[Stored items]
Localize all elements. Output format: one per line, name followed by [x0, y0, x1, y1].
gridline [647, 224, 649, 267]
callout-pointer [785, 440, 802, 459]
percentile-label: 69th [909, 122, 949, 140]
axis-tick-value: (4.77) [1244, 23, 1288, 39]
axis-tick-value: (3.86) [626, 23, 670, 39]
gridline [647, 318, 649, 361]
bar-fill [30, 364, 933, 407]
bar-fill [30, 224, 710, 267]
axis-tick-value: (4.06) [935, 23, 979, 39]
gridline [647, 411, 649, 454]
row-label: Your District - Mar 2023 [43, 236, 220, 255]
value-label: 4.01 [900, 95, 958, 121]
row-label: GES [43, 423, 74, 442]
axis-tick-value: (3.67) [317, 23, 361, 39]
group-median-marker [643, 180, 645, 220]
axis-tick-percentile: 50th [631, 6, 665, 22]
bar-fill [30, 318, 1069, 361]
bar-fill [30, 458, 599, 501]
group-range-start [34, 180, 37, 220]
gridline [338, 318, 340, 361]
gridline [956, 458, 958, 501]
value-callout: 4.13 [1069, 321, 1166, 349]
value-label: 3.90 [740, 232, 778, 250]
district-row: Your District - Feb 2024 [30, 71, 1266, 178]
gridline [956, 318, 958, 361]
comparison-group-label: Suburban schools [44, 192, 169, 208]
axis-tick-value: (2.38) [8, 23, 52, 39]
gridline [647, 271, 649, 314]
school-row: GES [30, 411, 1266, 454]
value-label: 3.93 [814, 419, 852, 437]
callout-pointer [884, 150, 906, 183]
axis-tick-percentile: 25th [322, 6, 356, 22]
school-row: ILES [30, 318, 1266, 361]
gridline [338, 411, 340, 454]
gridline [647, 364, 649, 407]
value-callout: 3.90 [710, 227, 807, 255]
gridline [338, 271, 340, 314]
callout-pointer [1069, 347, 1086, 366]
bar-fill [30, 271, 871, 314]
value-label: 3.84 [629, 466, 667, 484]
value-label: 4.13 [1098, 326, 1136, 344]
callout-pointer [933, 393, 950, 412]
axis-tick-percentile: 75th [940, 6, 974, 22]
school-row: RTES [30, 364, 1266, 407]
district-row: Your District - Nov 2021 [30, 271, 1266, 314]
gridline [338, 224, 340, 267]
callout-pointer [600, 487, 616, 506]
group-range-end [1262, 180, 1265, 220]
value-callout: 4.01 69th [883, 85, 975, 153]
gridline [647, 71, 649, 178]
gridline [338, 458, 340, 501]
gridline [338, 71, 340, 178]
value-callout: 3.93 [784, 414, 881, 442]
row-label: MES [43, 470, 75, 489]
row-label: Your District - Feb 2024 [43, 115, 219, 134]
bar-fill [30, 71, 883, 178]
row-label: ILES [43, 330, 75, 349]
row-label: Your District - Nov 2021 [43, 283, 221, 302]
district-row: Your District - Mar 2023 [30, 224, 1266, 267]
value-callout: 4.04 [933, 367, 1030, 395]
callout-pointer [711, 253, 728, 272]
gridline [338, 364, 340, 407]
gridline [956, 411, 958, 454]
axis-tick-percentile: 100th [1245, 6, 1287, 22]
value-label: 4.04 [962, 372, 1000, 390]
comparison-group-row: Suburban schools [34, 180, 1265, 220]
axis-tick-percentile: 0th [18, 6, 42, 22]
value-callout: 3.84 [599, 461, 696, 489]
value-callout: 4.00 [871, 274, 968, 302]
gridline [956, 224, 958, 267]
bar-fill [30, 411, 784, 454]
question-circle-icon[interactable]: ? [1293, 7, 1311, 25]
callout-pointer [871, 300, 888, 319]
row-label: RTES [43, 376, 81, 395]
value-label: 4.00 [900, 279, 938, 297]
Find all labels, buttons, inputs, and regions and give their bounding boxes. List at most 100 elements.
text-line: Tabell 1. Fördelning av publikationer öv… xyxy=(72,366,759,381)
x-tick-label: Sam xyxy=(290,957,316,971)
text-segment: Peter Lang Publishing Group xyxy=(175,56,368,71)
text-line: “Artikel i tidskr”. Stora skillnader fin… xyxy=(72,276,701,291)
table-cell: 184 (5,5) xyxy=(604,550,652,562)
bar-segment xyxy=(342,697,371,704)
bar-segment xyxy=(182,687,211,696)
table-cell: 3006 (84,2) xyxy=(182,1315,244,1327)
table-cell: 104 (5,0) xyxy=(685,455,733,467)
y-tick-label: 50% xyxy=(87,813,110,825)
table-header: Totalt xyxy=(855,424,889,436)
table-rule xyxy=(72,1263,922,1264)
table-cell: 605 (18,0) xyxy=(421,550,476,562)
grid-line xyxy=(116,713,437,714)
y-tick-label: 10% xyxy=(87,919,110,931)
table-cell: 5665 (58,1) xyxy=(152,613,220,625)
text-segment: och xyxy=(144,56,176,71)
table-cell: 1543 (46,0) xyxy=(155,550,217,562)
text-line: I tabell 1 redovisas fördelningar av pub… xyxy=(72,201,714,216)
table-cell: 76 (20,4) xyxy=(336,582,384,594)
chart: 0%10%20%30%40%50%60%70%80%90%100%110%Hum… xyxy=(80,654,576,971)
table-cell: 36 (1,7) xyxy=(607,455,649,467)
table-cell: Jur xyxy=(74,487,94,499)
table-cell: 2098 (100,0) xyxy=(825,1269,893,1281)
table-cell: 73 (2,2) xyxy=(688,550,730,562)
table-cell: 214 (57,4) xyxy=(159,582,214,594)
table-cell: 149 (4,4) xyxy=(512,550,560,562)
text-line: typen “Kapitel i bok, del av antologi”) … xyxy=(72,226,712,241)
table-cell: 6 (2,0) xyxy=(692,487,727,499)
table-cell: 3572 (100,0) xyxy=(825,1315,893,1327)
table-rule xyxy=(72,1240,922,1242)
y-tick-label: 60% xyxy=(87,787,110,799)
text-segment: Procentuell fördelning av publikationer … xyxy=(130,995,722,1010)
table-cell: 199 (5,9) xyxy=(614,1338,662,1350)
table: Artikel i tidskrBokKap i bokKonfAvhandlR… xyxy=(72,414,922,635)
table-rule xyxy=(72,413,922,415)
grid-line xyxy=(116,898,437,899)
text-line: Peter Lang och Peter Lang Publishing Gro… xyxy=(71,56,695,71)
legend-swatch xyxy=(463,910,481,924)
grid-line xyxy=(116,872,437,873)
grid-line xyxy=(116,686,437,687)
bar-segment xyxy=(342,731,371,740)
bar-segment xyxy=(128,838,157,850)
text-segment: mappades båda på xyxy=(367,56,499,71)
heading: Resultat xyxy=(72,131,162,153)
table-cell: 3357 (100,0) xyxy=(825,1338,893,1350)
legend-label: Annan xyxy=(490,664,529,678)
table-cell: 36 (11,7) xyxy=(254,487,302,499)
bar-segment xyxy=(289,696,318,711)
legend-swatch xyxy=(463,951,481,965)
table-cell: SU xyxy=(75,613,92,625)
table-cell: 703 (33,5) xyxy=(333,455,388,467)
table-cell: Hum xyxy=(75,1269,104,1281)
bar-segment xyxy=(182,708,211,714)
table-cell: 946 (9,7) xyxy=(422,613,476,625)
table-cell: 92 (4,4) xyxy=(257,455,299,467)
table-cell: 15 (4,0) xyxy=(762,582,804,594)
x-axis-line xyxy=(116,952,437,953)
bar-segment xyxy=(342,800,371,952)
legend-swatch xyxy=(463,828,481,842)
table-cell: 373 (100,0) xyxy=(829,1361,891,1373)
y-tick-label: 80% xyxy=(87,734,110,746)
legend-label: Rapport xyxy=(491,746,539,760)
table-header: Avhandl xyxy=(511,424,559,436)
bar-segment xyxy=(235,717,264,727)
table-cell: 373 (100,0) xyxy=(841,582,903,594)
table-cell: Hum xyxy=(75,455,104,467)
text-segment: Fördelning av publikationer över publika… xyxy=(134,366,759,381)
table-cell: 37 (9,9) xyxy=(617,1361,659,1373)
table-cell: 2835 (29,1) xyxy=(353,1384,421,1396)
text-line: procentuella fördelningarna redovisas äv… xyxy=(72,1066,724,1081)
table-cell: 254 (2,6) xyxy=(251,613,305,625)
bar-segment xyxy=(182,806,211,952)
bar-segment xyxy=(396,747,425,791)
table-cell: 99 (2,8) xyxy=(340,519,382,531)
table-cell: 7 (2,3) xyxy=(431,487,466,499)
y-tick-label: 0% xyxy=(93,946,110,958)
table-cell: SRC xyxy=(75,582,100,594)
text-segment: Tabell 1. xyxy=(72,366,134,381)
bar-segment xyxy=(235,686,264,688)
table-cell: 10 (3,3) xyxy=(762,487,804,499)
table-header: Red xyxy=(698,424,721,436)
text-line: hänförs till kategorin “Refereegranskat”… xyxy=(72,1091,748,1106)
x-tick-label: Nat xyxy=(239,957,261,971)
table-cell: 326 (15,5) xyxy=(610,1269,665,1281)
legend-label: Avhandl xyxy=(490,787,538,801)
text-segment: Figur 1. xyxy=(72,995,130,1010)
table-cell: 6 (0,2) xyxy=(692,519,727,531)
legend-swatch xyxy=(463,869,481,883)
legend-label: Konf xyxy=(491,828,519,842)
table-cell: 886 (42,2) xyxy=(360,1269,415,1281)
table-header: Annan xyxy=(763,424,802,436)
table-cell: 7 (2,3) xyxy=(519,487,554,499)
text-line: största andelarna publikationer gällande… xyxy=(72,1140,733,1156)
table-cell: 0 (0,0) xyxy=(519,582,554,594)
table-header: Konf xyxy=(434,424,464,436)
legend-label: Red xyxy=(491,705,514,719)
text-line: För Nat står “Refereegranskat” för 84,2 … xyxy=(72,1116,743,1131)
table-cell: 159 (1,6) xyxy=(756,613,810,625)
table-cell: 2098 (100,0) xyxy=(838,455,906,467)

▸ **PROBLEM STATEMENT**
Repeat the lines of the listing from the very first one down to the line that contains "axis-tick-value: (4.77) [1244, 23, 1288, 39]", including both of those lines.

▸ **SOLUTION TO THE EXERCISE**
Localize all elements. Output format: one per line, name followed by [x0, y0, x1, y1].
gridline [647, 224, 649, 267]
callout-pointer [785, 440, 802, 459]
percentile-label: 69th [909, 122, 949, 140]
axis-tick-value: (4.77) [1244, 23, 1288, 39]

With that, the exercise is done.